BEGIN EXERCISE MATERIAL
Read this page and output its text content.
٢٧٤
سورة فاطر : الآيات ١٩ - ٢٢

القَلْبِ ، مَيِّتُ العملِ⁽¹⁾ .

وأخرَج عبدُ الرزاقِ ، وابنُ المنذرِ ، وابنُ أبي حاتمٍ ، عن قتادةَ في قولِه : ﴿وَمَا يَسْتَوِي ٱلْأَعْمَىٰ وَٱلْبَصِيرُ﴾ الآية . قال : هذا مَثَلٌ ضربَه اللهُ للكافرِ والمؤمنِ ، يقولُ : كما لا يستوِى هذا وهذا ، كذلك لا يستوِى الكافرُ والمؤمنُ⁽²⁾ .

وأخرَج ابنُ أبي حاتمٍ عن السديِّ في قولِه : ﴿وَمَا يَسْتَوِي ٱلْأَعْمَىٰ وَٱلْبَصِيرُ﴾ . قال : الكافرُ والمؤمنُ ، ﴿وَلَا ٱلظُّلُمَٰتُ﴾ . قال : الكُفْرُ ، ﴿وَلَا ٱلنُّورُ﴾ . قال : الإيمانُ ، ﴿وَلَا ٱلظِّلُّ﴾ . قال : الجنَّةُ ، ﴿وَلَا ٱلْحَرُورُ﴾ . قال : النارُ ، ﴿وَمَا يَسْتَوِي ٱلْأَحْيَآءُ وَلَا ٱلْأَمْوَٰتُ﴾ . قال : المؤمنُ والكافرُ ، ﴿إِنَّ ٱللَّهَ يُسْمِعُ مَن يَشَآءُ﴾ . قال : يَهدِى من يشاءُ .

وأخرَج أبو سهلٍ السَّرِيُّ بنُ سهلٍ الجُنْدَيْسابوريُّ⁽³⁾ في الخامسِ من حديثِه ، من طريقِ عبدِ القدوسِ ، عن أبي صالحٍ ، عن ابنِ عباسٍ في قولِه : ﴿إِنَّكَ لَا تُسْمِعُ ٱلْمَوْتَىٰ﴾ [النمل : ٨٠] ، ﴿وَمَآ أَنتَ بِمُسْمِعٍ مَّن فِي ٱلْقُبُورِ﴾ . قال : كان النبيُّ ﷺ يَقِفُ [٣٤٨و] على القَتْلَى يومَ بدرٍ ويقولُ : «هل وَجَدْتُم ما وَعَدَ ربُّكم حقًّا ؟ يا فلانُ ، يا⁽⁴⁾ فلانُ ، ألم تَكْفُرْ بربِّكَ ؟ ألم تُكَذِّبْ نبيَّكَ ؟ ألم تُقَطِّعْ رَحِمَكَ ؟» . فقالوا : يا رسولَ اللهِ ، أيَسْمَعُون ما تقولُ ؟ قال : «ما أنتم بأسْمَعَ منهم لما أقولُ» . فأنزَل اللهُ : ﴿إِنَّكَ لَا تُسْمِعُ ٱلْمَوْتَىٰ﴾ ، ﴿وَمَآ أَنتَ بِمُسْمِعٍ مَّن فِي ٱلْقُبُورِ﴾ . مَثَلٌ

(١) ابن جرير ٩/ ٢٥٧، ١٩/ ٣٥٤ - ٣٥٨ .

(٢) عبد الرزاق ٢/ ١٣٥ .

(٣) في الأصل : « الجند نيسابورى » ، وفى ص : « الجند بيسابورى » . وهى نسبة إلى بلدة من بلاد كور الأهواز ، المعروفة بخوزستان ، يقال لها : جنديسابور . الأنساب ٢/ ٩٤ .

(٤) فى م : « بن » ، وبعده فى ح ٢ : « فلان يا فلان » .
END EXERCISE MATERIAL
BEGIN EXERCISE MATERIAL
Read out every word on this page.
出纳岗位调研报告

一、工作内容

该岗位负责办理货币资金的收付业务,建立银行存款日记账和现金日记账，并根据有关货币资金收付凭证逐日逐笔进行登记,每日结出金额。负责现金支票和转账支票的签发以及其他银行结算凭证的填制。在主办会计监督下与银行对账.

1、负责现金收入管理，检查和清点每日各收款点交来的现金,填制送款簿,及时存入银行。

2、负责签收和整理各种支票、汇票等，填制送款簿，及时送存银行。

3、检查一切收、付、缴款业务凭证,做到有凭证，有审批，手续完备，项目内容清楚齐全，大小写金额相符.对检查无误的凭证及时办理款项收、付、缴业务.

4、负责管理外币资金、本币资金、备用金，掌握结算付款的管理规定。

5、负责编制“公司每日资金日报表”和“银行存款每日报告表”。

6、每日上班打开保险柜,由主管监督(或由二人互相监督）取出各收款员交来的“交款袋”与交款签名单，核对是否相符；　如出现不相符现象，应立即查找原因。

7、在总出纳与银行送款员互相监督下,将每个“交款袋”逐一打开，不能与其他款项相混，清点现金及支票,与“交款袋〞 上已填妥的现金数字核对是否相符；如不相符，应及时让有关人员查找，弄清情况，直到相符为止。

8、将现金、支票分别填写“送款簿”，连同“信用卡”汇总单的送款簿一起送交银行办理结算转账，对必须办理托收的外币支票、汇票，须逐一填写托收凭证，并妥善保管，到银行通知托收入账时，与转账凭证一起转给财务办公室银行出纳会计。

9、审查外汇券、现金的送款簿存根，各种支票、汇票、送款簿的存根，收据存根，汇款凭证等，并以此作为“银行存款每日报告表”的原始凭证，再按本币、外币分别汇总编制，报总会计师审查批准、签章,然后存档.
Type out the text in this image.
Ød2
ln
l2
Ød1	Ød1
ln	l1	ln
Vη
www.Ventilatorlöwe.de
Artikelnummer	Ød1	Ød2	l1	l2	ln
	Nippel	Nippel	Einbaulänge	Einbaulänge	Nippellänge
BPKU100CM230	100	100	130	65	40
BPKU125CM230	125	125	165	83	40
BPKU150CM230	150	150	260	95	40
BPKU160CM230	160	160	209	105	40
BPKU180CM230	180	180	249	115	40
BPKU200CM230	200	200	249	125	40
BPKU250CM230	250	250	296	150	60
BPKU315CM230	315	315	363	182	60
END EXERCISE MATERIAL
§ **WHAT TO DO**
Scan the listing above for the word "page" and show each line where it is found.

§ **SOLUTION TO THE EXERCISE**
Read this page and output its text content.
Read out every word on this page.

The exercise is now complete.